▽

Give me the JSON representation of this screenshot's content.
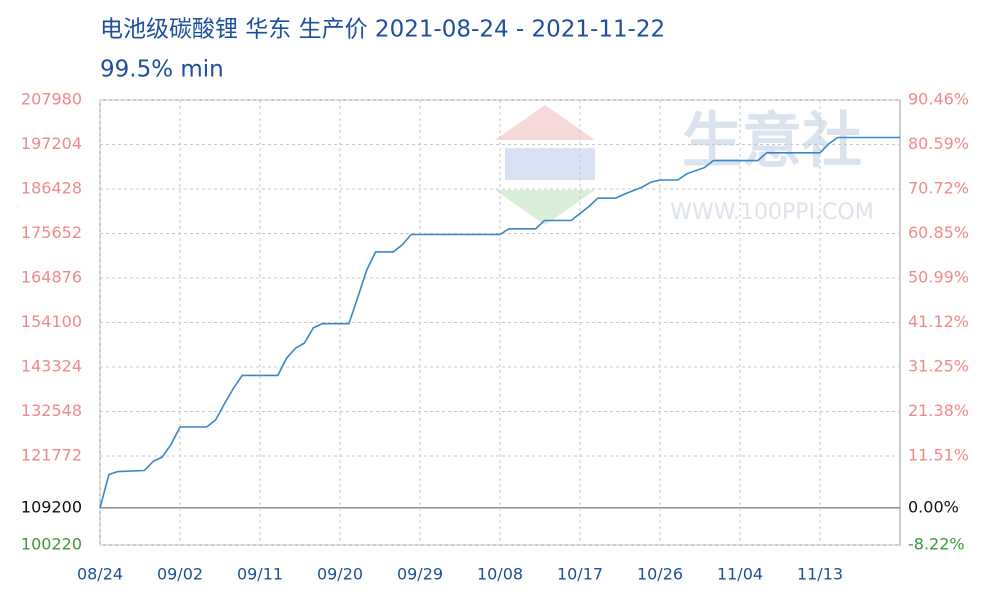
{
  "chart_data": {
    "type": "line",
    "title": "电池级碳酸锂 华东 生产价 2021-08-24 - 2021-11-22",
    "subtitle": "99.5% min",
    "watermark": [
      "生意社",
      "WWW.100PPI.COM"
    ],
    "color": "#3a86c8",
    "grid": true,
    "x": [
      "08/24",
      "08/25",
      "08/26",
      "08/29",
      "08/30",
      "08/31",
      "09/01",
      "09/02",
      "09/05",
      "09/06",
      "09/07",
      "09/08",
      "09/09",
      "09/13",
      "09/14",
      "09/15",
      "09/16",
      "09/17",
      "09/18",
      "09/21",
      "09/22",
      "09/23",
      "09/24",
      "09/26",
      "09/27",
      "09/28",
      "10/08",
      "10/09",
      "10/12",
      "10/13",
      "10/16",
      "10/18",
      "10/19",
      "10/20",
      "10/21",
      "10/22",
      "10/24",
      "10/25",
      "10/26",
      "10/28",
      "10/29",
      "10/31",
      "11/01",
      "11/06",
      "11/07",
      "11/13",
      "11/14",
      "11/15",
      "11/22"
    ],
    "values": [
      109200,
      117300,
      118000,
      118270,
      120500,
      121500,
      124600,
      128800,
      128800,
      130500,
      134400,
      138100,
      141300,
      141300,
      145500,
      147900,
      149100,
      152800,
      153800,
      153800,
      160200,
      166800,
      171200,
      171200,
      172900,
      175400,
      175400,
      176800,
      176800,
      178800,
      178800,
      182200,
      184200,
      184200,
      184200,
      185200,
      186900,
      188100,
      188600,
      188600,
      190100,
      191600,
      193300,
      193300,
      195200,
      195200,
      197400,
      198900,
      198900
    ],
    "xlim": [
      "08/24",
      "11/22"
    ],
    "xticks": [
      "08/24",
      "09/02",
      "09/11",
      "09/20",
      "09/29",
      "10/08",
      "10/17",
      "10/26",
      "11/04",
      "11/13"
    ],
    "ylim": [
      100220,
      207980
    ],
    "yticks": [
      207980,
      197204,
      186428,
      175652,
      164876,
      154100,
      143324,
      132548,
      121772,
      109200,
      100220
    ],
    "y2lim": [
      -8.22,
      90.46
    ],
    "y2ticks": [
      {
        "value": 90.46,
        "label": "90.46%"
      },
      {
        "value": 80.59,
        "label": "80.59%"
      },
      {
        "value": 70.72,
        "label": "70.72%"
      },
      {
        "value": 60.85,
        "label": "60.85%"
      },
      {
        "value": 50.99,
        "label": "50.99%"
      },
      {
        "value": 41.12,
        "label": "41.12%"
      },
      {
        "value": 31.25,
        "label": "31.25%"
      },
      {
        "value": 21.38,
        "label": "21.38%"
      },
      {
        "value": 11.51,
        "label": "11.51%"
      },
      {
        "value": 0,
        "label": "0.00%"
      },
      {
        "value": -8.22,
        "label": "-8.22%"
      }
    ]
  }
}
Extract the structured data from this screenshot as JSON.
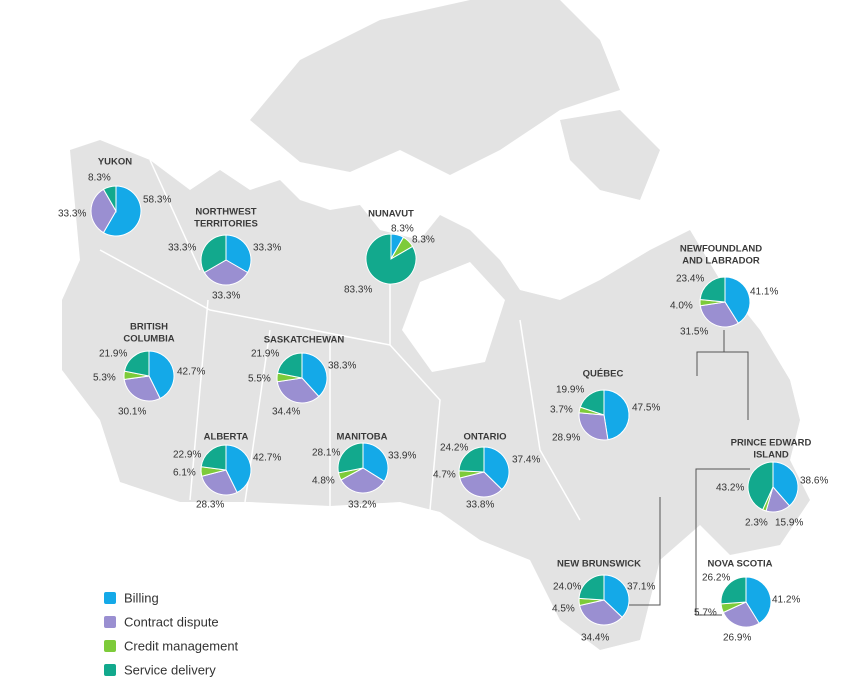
{
  "legend": [
    {
      "name": "Billing",
      "color": "#14a9e8"
    },
    {
      "name": "Contract dispute",
      "color": "#9a8fd1"
    },
    {
      "name": "Credit management",
      "color": "#7dcb3a"
    },
    {
      "name": "Service delivery",
      "color": "#12a98d"
    }
  ],
  "chart_data": [
    {
      "type": "pie",
      "title": [
        "YUKON"
      ],
      "values": [
        58.3,
        33.3,
        0,
        8.3
      ],
      "value_labels": [
        "58.3%",
        "33.3%",
        null,
        "8.3%"
      ]
    },
    {
      "type": "pie",
      "title": [
        "NORTHWEST",
        "TERRITORIES"
      ],
      "values": [
        33.3,
        33.3,
        0,
        33.3
      ],
      "value_labels": [
        "33.3%",
        "33.3%",
        null,
        "33.3%"
      ]
    },
    {
      "type": "pie",
      "title": [
        "NUNAVUT"
      ],
      "values": [
        8.3,
        0,
        8.3,
        83.3
      ],
      "value_labels": [
        "8.3%",
        null,
        "8.3%",
        "83.3%"
      ]
    },
    {
      "type": "pie",
      "title": [
        "NEWFOUNDLAND",
        "AND LABRADOR"
      ],
      "values": [
        41.1,
        31.5,
        4.0,
        23.4
      ],
      "value_labels": [
        "41.1%",
        "31.5%",
        "4.0%",
        "23.4%"
      ]
    },
    {
      "type": "pie",
      "title": [
        "BRITISH",
        "COLUMBIA"
      ],
      "values": [
        42.7,
        30.1,
        5.3,
        21.9
      ],
      "value_labels": [
        "42.7%",
        "30.1%",
        "5.3%",
        "21.9%"
      ]
    },
    {
      "type": "pie",
      "title": [
        "SASKATCHEWAN"
      ],
      "values": [
        38.3,
        34.4,
        5.5,
        21.9
      ],
      "value_labels": [
        "38.3%",
        "34.4%",
        "5.5%",
        "21.9%"
      ]
    },
    {
      "type": "pie",
      "title": [
        "QUÉBEC"
      ],
      "values": [
        47.5,
        28.9,
        3.7,
        19.9
      ],
      "value_labels": [
        "47.5%",
        "28.9%",
        "3.7%",
        "19.9%"
      ]
    },
    {
      "type": "pie",
      "title": [
        "ALBERTA"
      ],
      "values": [
        42.7,
        28.3,
        6.1,
        22.9
      ],
      "value_labels": [
        "42.7%",
        "28.3%",
        "6.1%",
        "22.9%"
      ]
    },
    {
      "type": "pie",
      "title": [
        "MANITOBA"
      ],
      "values": [
        33.9,
        33.2,
        4.8,
        28.1
      ],
      "value_labels": [
        "33.9%",
        "33.2%",
        "4.8%",
        "28.1%"
      ]
    },
    {
      "type": "pie",
      "title": [
        "ONTARIO"
      ],
      "values": [
        37.4,
        33.8,
        4.7,
        24.2
      ],
      "value_labels": [
        "37.4%",
        "33.8%",
        "4.7%",
        "24.2%"
      ]
    },
    {
      "type": "pie",
      "title": [
        "PRINCE EDWARD",
        "ISLAND"
      ],
      "values": [
        38.6,
        15.9,
        2.3,
        43.2
      ],
      "value_labels": [
        "38.6%",
        "15.9%",
        "2.3%",
        "43.2%"
      ]
    },
    {
      "type": "pie",
      "title": [
        "NEW BRUNSWICK"
      ],
      "values": [
        37.1,
        34.4,
        4.5,
        24.0
      ],
      "value_labels": [
        "37.1%",
        "34.4%",
        "4.5%",
        "24.0%"
      ]
    },
    {
      "type": "pie",
      "title": [
        "NOVA SCOTIA"
      ],
      "values": [
        41.2,
        26.9,
        5.7,
        26.2
      ],
      "value_labels": [
        "41.2%",
        "26.9%",
        "5.7%",
        "26.2%"
      ]
    }
  ]
}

△

Pick each line holding the word "color" out of the data and copy it.

    "color": "#3a86c8",
      "color": "#14a9e8"
      "color": "#9a8fd1"
      "color": "#7dcb3a"
      "color": "#12a98d"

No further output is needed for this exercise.